**EXERCISE**
Copy the lines below as they are; omit the images they contain.

— BEGIN INPUT DATA —

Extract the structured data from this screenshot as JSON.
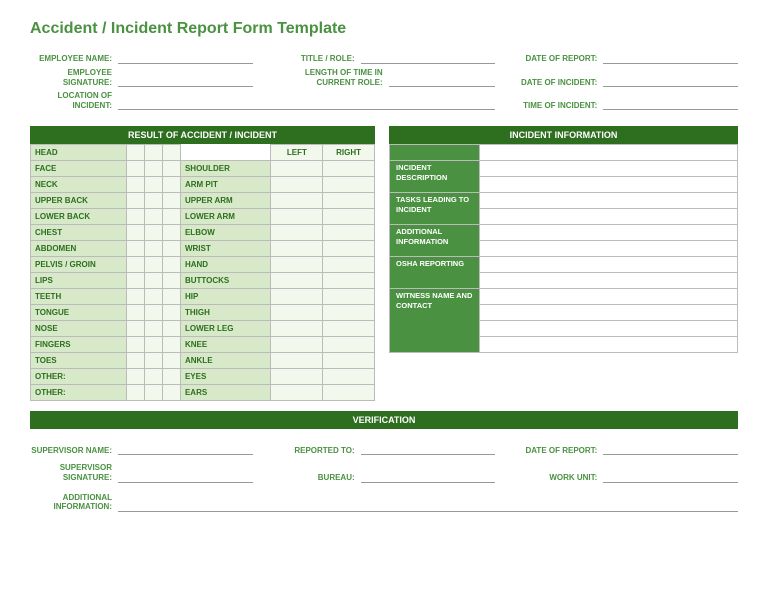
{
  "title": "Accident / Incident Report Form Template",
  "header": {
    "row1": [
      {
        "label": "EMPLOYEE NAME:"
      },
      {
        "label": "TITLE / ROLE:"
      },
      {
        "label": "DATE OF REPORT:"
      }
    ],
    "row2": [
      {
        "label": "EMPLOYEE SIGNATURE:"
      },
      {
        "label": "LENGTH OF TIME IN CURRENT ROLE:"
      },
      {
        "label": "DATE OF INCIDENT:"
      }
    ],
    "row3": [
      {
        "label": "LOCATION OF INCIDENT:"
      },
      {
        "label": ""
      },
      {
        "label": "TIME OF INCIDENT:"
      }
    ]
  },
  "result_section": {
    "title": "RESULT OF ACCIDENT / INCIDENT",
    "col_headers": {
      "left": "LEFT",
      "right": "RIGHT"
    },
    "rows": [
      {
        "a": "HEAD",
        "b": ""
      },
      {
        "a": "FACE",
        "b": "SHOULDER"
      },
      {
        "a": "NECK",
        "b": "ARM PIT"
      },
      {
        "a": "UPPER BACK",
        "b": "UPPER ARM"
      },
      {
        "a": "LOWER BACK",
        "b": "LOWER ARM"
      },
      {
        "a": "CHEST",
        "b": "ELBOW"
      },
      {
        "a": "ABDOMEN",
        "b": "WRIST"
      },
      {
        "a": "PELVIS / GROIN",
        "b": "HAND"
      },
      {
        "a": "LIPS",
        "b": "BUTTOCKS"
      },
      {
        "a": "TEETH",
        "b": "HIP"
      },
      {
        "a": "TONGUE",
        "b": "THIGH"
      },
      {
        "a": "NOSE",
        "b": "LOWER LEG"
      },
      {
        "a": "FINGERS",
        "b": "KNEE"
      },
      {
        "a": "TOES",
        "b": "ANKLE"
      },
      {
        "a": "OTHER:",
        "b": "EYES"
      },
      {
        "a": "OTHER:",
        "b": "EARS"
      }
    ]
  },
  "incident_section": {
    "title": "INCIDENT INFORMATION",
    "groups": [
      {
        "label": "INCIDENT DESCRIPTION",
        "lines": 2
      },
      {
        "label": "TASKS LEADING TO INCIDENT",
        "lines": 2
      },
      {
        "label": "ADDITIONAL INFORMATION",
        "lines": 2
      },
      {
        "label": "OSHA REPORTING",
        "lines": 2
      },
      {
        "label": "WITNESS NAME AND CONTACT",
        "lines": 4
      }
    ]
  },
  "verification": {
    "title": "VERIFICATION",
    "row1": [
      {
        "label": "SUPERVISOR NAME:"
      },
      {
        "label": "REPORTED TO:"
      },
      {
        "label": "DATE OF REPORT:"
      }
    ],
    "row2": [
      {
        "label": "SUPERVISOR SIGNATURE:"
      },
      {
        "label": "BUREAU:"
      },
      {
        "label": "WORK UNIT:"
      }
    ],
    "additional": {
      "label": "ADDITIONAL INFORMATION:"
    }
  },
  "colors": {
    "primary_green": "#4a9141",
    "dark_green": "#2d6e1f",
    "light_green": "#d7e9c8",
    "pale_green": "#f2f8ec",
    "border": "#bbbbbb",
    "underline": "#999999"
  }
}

— END INPUT DATA —

**SOLUTION**
Extract the structured data from this screenshot as JSON.
{
  "title": "Accident / Incident Report Form Template",
  "header": {
    "row1": [
      {
        "label": "EMPLOYEE NAME:"
      },
      {
        "label": "TITLE / ROLE:"
      },
      {
        "label": "DATE OF REPORT:"
      }
    ],
    "row2": [
      {
        "label": "EMPLOYEE SIGNATURE:"
      },
      {
        "label": "LENGTH OF TIME IN CURRENT ROLE:"
      },
      {
        "label": "DATE OF INCIDENT:"
      }
    ],
    "row3": [
      {
        "label": "LOCATION OF INCIDENT:"
      },
      {
        "label": ""
      },
      {
        "label": "TIME OF INCIDENT:"
      }
    ]
  },
  "result_section": {
    "title": "RESULT OF ACCIDENT / INCIDENT",
    "col_headers": {
      "left": "LEFT",
      "right": "RIGHT"
    },
    "rows": [
      {
        "a": "HEAD",
        "b": ""
      },
      {
        "a": "FACE",
        "b": "SHOULDER"
      },
      {
        "a": "NECK",
        "b": "ARM PIT"
      },
      {
        "a": "UPPER BACK",
        "b": "UPPER ARM"
      },
      {
        "a": "LOWER BACK",
        "b": "LOWER ARM"
      },
      {
        "a": "CHEST",
        "b": "ELBOW"
      },
      {
        "a": "ABDOMEN",
        "b": "WRIST"
      },
      {
        "a": "PELVIS / GROIN",
        "b": "HAND"
      },
      {
        "a": "LIPS",
        "b": "BUTTOCKS"
      },
      {
        "a": "TEETH",
        "b": "HIP"
      },
      {
        "a": "TONGUE",
        "b": "THIGH"
      },
      {
        "a": "NOSE",
        "b": "LOWER LEG"
      },
      {
        "a": "FINGERS",
        "b": "KNEE"
      },
      {
        "a": "TOES",
        "b": "ANKLE"
      },
      {
        "a": "OTHER:",
        "b": "EYES"
      },
      {
        "a": "OTHER:",
        "b": "EARS"
      }
    ]
  },
  "incident_section": {
    "title": "INCIDENT INFORMATION",
    "groups": [
      {
        "label": "INCIDENT DESCRIPTION",
        "lines": 2
      },
      {
        "label": "TASKS LEADING TO INCIDENT",
        "lines": 2
      },
      {
        "label": "ADDITIONAL INFORMATION",
        "lines": 2
      },
      {
        "label": "OSHA REPORTING",
        "lines": 2
      },
      {
        "label": "WITNESS NAME AND CONTACT",
        "lines": 4
      }
    ]
  },
  "verification": {
    "title": "VERIFICATION",
    "row1": [
      {
        "label": "SUPERVISOR NAME:"
      },
      {
        "label": "REPORTED TO:"
      },
      {
        "label": "DATE OF REPORT:"
      }
    ],
    "row2": [
      {
        "label": "SUPERVISOR SIGNATURE:"
      },
      {
        "label": "BUREAU:"
      },
      {
        "label": "WORK UNIT:"
      }
    ],
    "additional": {
      "label": "ADDITIONAL INFORMATION:"
    }
  },
  "colors": {
    "primary_green": "#4a9141",
    "dark_green": "#2d6e1f",
    "light_green": "#d7e9c8",
    "pale_green": "#f2f8ec",
    "border": "#bbbbbb",
    "underline": "#999999"
  }
}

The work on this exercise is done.